Structured figure records
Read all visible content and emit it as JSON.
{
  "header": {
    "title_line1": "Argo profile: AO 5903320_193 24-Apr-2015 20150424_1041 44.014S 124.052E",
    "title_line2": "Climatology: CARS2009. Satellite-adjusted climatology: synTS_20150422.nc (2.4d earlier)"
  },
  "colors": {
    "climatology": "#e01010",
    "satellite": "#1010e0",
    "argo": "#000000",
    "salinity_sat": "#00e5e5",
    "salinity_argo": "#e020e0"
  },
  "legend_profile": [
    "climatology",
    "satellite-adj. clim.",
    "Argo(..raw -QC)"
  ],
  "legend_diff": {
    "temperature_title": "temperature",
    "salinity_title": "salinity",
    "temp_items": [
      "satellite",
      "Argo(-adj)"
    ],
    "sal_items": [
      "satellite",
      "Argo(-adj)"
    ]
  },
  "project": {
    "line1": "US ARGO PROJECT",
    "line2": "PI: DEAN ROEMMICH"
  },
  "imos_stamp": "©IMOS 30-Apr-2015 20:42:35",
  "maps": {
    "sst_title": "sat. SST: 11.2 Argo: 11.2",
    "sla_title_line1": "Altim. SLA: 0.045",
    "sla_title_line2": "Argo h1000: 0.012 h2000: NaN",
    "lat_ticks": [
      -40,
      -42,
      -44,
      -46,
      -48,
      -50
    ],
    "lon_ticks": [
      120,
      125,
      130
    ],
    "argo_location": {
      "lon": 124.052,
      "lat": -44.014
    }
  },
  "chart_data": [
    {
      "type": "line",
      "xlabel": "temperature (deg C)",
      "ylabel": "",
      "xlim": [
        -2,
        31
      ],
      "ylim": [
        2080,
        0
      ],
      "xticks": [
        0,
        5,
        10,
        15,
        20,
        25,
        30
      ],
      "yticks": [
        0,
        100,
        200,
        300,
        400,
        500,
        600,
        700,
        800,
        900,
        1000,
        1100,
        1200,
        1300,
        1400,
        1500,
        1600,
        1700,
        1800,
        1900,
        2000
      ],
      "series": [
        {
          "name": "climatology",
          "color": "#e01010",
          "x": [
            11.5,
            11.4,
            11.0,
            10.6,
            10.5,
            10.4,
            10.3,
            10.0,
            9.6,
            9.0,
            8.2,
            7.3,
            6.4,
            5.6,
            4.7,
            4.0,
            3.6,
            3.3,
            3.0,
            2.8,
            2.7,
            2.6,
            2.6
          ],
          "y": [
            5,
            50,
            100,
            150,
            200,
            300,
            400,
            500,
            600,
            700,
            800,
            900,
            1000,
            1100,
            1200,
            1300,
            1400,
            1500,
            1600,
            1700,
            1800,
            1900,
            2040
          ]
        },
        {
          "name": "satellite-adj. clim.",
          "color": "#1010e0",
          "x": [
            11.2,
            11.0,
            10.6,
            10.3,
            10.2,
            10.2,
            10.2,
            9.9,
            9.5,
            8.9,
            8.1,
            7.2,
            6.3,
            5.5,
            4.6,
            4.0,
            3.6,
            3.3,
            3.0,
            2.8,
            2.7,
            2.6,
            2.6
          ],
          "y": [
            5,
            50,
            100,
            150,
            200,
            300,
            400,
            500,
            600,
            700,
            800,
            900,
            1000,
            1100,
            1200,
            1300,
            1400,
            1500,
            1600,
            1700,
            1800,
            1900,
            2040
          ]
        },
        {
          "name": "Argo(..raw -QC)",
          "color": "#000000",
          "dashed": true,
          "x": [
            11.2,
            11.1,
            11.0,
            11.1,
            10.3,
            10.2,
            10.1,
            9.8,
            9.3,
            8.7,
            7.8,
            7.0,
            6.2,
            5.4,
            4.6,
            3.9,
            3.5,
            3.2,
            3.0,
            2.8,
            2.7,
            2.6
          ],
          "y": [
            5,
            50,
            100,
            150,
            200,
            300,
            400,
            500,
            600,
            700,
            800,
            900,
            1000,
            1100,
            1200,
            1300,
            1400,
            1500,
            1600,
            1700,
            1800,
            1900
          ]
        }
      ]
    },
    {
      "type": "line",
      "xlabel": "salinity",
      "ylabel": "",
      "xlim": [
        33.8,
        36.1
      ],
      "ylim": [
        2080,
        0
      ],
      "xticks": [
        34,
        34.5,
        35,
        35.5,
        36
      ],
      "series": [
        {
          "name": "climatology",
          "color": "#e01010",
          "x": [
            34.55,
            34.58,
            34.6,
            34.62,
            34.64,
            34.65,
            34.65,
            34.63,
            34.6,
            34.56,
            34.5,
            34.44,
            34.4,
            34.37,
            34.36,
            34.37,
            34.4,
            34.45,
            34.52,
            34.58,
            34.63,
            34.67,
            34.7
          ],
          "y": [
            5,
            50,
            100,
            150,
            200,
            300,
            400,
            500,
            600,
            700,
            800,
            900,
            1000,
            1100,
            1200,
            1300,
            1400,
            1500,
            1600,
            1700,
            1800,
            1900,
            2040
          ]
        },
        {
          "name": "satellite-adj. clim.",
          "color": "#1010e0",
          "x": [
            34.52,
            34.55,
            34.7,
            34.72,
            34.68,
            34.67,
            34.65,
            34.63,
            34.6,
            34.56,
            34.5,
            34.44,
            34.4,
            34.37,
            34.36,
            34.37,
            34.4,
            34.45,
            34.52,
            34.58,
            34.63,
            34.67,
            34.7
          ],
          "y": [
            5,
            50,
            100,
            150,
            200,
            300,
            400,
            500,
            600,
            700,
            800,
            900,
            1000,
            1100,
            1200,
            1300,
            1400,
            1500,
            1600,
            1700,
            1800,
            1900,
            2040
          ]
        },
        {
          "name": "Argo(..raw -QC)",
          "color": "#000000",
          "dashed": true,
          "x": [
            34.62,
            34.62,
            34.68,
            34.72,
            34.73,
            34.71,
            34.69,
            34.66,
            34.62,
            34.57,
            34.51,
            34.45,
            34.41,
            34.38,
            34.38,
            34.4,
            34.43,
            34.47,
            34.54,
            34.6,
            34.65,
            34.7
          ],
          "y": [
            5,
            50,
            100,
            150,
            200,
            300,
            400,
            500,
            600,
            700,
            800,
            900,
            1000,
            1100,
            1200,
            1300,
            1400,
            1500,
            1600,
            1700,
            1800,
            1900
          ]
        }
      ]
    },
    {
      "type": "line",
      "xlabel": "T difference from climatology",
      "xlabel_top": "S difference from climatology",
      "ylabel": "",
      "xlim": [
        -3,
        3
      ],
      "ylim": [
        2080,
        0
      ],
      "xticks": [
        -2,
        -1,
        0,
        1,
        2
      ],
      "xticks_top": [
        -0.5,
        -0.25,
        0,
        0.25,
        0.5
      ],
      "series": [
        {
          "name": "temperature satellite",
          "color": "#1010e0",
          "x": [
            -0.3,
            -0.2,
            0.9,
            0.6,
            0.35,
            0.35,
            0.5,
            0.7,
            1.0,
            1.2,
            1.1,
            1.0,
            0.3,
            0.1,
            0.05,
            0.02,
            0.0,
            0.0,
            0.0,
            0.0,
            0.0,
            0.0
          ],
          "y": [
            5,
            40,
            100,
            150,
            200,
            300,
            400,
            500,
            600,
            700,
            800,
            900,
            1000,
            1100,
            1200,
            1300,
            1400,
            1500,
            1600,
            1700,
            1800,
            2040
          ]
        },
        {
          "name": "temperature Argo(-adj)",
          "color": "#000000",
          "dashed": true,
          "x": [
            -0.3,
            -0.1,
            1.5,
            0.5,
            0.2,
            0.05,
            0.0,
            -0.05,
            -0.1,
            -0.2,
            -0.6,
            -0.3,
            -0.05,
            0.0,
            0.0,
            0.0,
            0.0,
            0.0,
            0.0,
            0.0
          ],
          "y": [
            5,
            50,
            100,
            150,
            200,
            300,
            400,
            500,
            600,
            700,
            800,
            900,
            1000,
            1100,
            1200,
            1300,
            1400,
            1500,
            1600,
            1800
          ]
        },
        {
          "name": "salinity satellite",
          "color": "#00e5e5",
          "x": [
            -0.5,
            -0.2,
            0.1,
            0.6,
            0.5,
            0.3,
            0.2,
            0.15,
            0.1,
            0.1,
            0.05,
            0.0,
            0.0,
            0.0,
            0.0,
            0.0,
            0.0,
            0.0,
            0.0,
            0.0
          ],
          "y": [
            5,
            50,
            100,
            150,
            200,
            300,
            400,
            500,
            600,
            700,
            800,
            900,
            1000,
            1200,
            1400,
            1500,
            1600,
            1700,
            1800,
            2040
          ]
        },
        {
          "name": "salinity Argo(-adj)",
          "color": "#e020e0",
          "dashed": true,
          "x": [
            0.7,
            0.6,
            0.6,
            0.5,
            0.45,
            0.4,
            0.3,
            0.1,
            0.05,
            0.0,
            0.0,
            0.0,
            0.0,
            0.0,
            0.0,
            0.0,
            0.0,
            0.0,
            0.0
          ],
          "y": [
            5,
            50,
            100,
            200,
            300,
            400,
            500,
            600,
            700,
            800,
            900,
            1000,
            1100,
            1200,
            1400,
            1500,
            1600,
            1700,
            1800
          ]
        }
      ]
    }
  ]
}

■ **Exercise prompt**: Using the records given above, list every line that includes the word "difference".

■ **Response to the exercise**:
      "xlabel": "T difference from climatology",
      "xlabel_top": "S difference from climatology",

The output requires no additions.